> **PROBLEM STATEMENT**: Below is a listing to write out in full, exactly as given, without its pictures.

> **MATERIAL FOR THIS EXERCISE**:

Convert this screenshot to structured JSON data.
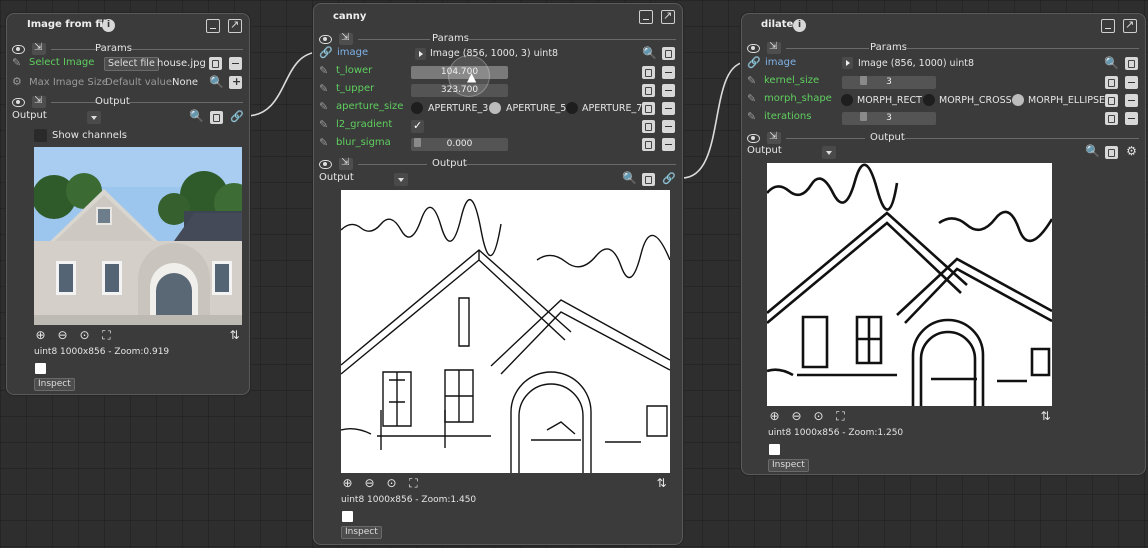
{
  "node_image_from_file": {
    "title": "Image from file",
    "params_header": "Params",
    "select_image_label": "Select Image",
    "select_file_button": "Select file",
    "filename": "house.jpg",
    "max_image_size_label": "Max Image Size",
    "default_value_label": "Default value:",
    "default_value": "None",
    "output_header": "Output",
    "output_label": "Output",
    "show_channels_label": "Show channels",
    "image_info": "uint8 1000x856 - Zoom:0.919",
    "inspect_button": "Inspect"
  },
  "node_canny": {
    "title": "canny",
    "params_header": "Params",
    "image_param_label": "image",
    "image_param_value": "Image (856, 1000, 3) uint8",
    "t_lower_label": "t_lower",
    "t_lower_value": "104.700",
    "t_upper_label": "t_upper",
    "t_upper_value": "323.700",
    "aperture_size_label": "aperture_size",
    "aperture_options": [
      "APERTURE_3",
      "APERTURE_5",
      "APERTURE_7"
    ],
    "aperture_selected": "APERTURE_5",
    "l2_gradient_label": "l2_gradient",
    "l2_gradient_checked": true,
    "blur_sigma_label": "blur_sigma",
    "blur_sigma_value": "0.000",
    "output_header": "Output",
    "output_label": "Output",
    "image_info": "uint8 1000x856 - Zoom:1.450",
    "inspect_button": "Inspect"
  },
  "node_dilate": {
    "title": "dilate",
    "params_header": "Params",
    "image_param_label": "image",
    "image_param_value": "Image (856, 1000) uint8",
    "kernel_size_label": "kernel_size",
    "kernel_size_value": "3",
    "morph_shape_label": "morph_shape",
    "morph_options": [
      "MORPH_RECT",
      "MORPH_CROSS",
      "MORPH_ELLIPSE"
    ],
    "morph_selected": "MORPH_ELLIPSE",
    "iterations_label": "iterations",
    "iterations_value": "3",
    "output_header": "Output",
    "output_label": "Output",
    "image_info": "uint8 1000x856 - Zoom:1.250",
    "inspect_button": "Inspect"
  },
  "icons": [
    "eye-icon",
    "collapse-icon",
    "pencil-icon",
    "link-icon",
    "copy-icon",
    "minus-icon",
    "plus-icon",
    "zoom-in-icon",
    "zoom-out-icon",
    "zoom-reset-icon",
    "fit-icon",
    "settings-icon",
    "minimize-icon",
    "popout-icon",
    "info-icon"
  ],
  "colors": {
    "param_label_green": "#5fcf5f",
    "link_blue": "#7fb2e8",
    "node_bg": "#3b3b3b",
    "canvas_bg": "#2e2e2e"
  }
}
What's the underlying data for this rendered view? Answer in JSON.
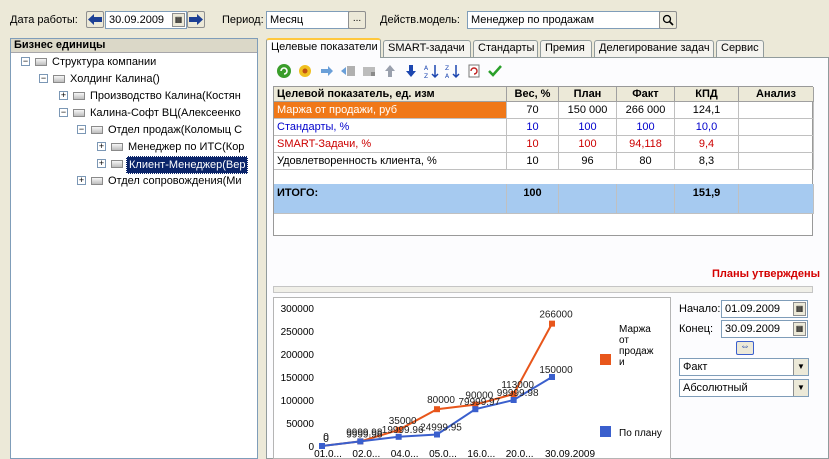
{
  "topbar": {
    "date_label": "Дата работы:",
    "date_value": "30.09.2009",
    "period_label": "Период:",
    "period_value": "Месяц",
    "period_btn": "...",
    "model_label": "Действ.модель:",
    "model_value": "Менеджер по продажам"
  },
  "tree": {
    "header": "Бизнес единицы",
    "nodes": [
      {
        "label": "Структура компании",
        "expander": "−"
      },
      {
        "label": "Холдинг Калина()",
        "expander": "−"
      },
      {
        "label": "Производство Калина(Костян",
        "expander": "+"
      },
      {
        "label": "Калина-Софт ВЦ(Алексеенко",
        "expander": "−"
      },
      {
        "label": "Отдел продаж(Коломыц С",
        "expander": "−"
      },
      {
        "label": "Менеджер по ИТС(Кор",
        "expander": "+"
      },
      {
        "label": "Клиент-Менеджер(Вер",
        "expander": "+"
      },
      {
        "label": "Отдел сопровождения(Ми",
        "expander": "+"
      }
    ]
  },
  "tabs": [
    "Целевые показатели",
    "SMART-задачи",
    "Стандарты",
    "Премия",
    "Делегирование задач",
    "Сервис"
  ],
  "grid": {
    "headers": [
      "Целевой показатель, ед. изм",
      "Вес, %",
      "План",
      "Факт",
      "КПД",
      "Анализ"
    ],
    "rows": [
      {
        "name": "Маржа от продажи, руб",
        "weight": "70",
        "plan": "150 000",
        "fact": "266 000",
        "kpd": "124,1"
      },
      {
        "name": "Стандарты, %",
        "weight": "10",
        "plan": "100",
        "fact": "100",
        "kpd": "10,0"
      },
      {
        "name": "SMART-Задачи, %",
        "weight": "10",
        "plan": "100",
        "fact": "94,118",
        "kpd": "9,4"
      },
      {
        "name": "Удовлетворенность клиента, %",
        "weight": "10",
        "plan": "96",
        "fact": "80",
        "kpd": "8,3"
      }
    ],
    "total": {
      "name": "ИТОГО:",
      "weight": "100",
      "kpd": "151,9"
    }
  },
  "status_text": "Планы утверждены",
  "controls": {
    "start_label": "Начало:",
    "start_value": "01.09.2009",
    "end_label": "Конец:",
    "end_value": "30.09.2009",
    "combo1": "Факт",
    "combo2": "Абсолютный"
  },
  "colors": {
    "orange": "#e8561b",
    "blue": "#3a5fcd",
    "selected": "#0a246a",
    "row_highlight": "#f07818",
    "row_blue_text": "#0000cc",
    "row_red_text": "#cc0000"
  },
  "chart_data": {
    "type": "line",
    "ylim": [
      0,
      300000
    ],
    "yticks": [
      "300000",
      "250000",
      "200000",
      "150000",
      "100000",
      "50000",
      "0"
    ],
    "xticks": [
      "01.0...",
      "02.0...",
      "04.0...",
      "05.0...",
      "16.0...",
      "20.0...",
      "30.09.2009"
    ],
    "series": [
      {
        "name": "Маржа от продажи",
        "legend_lines": [
          "Маржа",
          "от",
          "продаж",
          "и"
        ],
        "color": "#e8561b",
        "x": [
          0,
          1,
          2,
          3,
          4,
          5,
          6
        ],
        "values": [
          0,
          9999.98,
          35000,
          80000,
          90000,
          113000,
          266000
        ],
        "labels": [
          "0",
          "9999.98",
          "35000",
          "80000",
          "90000",
          "113000",
          "266000"
        ]
      },
      {
        "name": "По плану",
        "legend_lines": [
          "По плану"
        ],
        "color": "#3a5fcd",
        "x": [
          0,
          1,
          2,
          3,
          4,
          5,
          6
        ],
        "values": [
          0,
          9999.98,
          19999.96,
          24999.95,
          79999.97,
          99999.98,
          150000
        ],
        "labels": [
          "0",
          "9999.98",
          "19999.96",
          "24999.95",
          "79999.97",
          "99999.98",
          "150000"
        ]
      }
    ]
  }
}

> **RESULT OF THIS EXERCISE**:
Convert this screenshot to structured JSON data.
{
  "node_image_from_file": {
    "title": "Image from file",
    "params_header": "Params",
    "select_image_label": "Select Image",
    "select_file_button": "Select file",
    "filename": "house.jpg",
    "max_image_size_label": "Max Image Size",
    "default_value_label": "Default value:",
    "default_value": "None",
    "output_header": "Output",
    "output_label": "Output",
    "show_channels_label": "Show channels",
    "image_info": "uint8 1000x856 - Zoom:0.919",
    "inspect_button": "Inspect"
  },
  "node_canny": {
    "title": "canny",
    "params_header": "Params",
    "image_param_label": "image",
    "image_param_value": "Image (856, 1000, 3) uint8",
    "t_lower_label": "t_lower",
    "t_lower_value": "104.700",
    "t_upper_label": "t_upper",
    "t_upper_value": "323.700",
    "aperture_size_label": "aperture_size",
    "aperture_options": [
      "APERTURE_3",
      "APERTURE_5",
      "APERTURE_7"
    ],
    "aperture_selected": "APERTURE_5",
    "l2_gradient_label": "l2_gradient",
    "l2_gradient_checked": true,
    "blur_sigma_label": "blur_sigma",
    "blur_sigma_value": "0.000",
    "output_header": "Output",
    "output_label": "Output",
    "image_info": "uint8 1000x856 - Zoom:1.450",
    "inspect_button": "Inspect"
  },
  "node_dilate": {
    "title": "dilate",
    "params_header": "Params",
    "image_param_label": "image",
    "image_param_value": "Image (856, 1000) uint8",
    "kernel_size_label": "kernel_size",
    "kernel_size_value": "3",
    "morph_shape_label": "morph_shape",
    "morph_options": [
      "MORPH_RECT",
      "MORPH_CROSS",
      "MORPH_ELLIPSE"
    ],
    "morph_selected": "MORPH_ELLIPSE",
    "iterations_label": "iterations",
    "iterations_value": "3",
    "output_header": "Output",
    "output_label": "Output",
    "image_info": "uint8 1000x856 - Zoom:1.250",
    "inspect_button": "Inspect"
  },
  "icons": [
    "eye-icon",
    "collapse-icon",
    "pencil-icon",
    "link-icon",
    "copy-icon",
    "minus-icon",
    "plus-icon",
    "zoom-in-icon",
    "zoom-out-icon",
    "zoom-reset-icon",
    "fit-icon",
    "settings-icon",
    "minimize-icon",
    "popout-icon",
    "info-icon"
  ],
  "colors": {
    "param_label_green": "#5fcf5f",
    "link_blue": "#7fb2e8",
    "node_bg": "#3b3b3b",
    "canvas_bg": "#2e2e2e"
  }
}
What's the underlying data for this rendered view? Answer in JSON.
{
  "topbar": {
    "date_label": "Дата работы:",
    "date_value": "30.09.2009",
    "period_label": "Период:",
    "period_value": "Месяц",
    "period_btn": "...",
    "model_label": "Действ.модель:",
    "model_value": "Менеджер по продажам"
  },
  "tree": {
    "header": "Бизнес единицы",
    "nodes": [
      {
        "label": "Структура компании",
        "expander": "−"
      },
      {
        "label": "Холдинг Калина()",
        "expander": "−"
      },
      {
        "label": "Производство Калина(Костян",
        "expander": "+"
      },
      {
        "label": "Калина-Софт ВЦ(Алексеенко",
        "expander": "−"
      },
      {
        "label": "Отдел продаж(Коломыц С",
        "expander": "−"
      },
      {
        "label": "Менеджер по ИТС(Кор",
        "expander": "+"
      },
      {
        "label": "Клиент-Менеджер(Вер",
        "expander": "+"
      },
      {
        "label": "Отдел сопровождения(Ми",
        "expander": "+"
      }
    ]
  },
  "tabs": [
    "Целевые показатели",
    "SMART-задачи",
    "Стандарты",
    "Премия",
    "Делегирование задач",
    "Сервис"
  ],
  "grid": {
    "headers": [
      "Целевой показатель, ед. изм",
      "Вес, %",
      "План",
      "Факт",
      "КПД",
      "Анализ"
    ],
    "rows": [
      {
        "name": "Маржа от продажи, руб",
        "weight": "70",
        "plan": "150 000",
        "fact": "266 000",
        "kpd": "124,1"
      },
      {
        "name": "Стандарты, %",
        "weight": "10",
        "plan": "100",
        "fact": "100",
        "kpd": "10,0"
      },
      {
        "name": "SMART-Задачи, %",
        "weight": "10",
        "plan": "100",
        "fact": "94,118",
        "kpd": "9,4"
      },
      {
        "name": "Удовлетворенность клиента, %",
        "weight": "10",
        "plan": "96",
        "fact": "80",
        "kpd": "8,3"
      }
    ],
    "total": {
      "name": "ИТОГО:",
      "weight": "100",
      "kpd": "151,9"
    }
  },
  "status_text": "Планы утверждены",
  "controls": {
    "start_label": "Начало:",
    "start_value": "01.09.2009",
    "end_label": "Конец:",
    "end_value": "30.09.2009",
    "combo1": "Факт",
    "combo2": "Абсолютный"
  },
  "colors": {
    "orange": "#e8561b",
    "blue": "#3a5fcd",
    "selected": "#0a246a",
    "row_highlight": "#f07818",
    "row_blue_text": "#0000cc",
    "row_red_text": "#cc0000"
  },
  "chart_data": {
    "type": "line",
    "ylim": [
      0,
      300000
    ],
    "yticks": [
      "300000",
      "250000",
      "200000",
      "150000",
      "100000",
      "50000",
      "0"
    ],
    "xticks": [
      "01.0...",
      "02.0...",
      "04.0...",
      "05.0...",
      "16.0...",
      "20.0...",
      "30.09.2009"
    ],
    "series": [
      {
        "name": "Маржа от продажи",
        "legend_lines": [
          "Маржа",
          "от",
          "продаж",
          "и"
        ],
        "color": "#e8561b",
        "x": [
          0,
          1,
          2,
          3,
          4,
          5,
          6
        ],
        "values": [
          0,
          9999.98,
          35000,
          80000,
          90000,
          113000,
          266000
        ],
        "labels": [
          "0",
          "9999.98",
          "35000",
          "80000",
          "90000",
          "113000",
          "266000"
        ]
      },
      {
        "name": "По плану",
        "legend_lines": [
          "По плану"
        ],
        "color": "#3a5fcd",
        "x": [
          0,
          1,
          2,
          3,
          4,
          5,
          6
        ],
        "values": [
          0,
          9999.98,
          19999.96,
          24999.95,
          79999.97,
          99999.98,
          150000
        ],
        "labels": [
          "0",
          "9999.98",
          "19999.96",
          "24999.95",
          "79999.97",
          "99999.98",
          "150000"
        ]
      }
    ]
  }
}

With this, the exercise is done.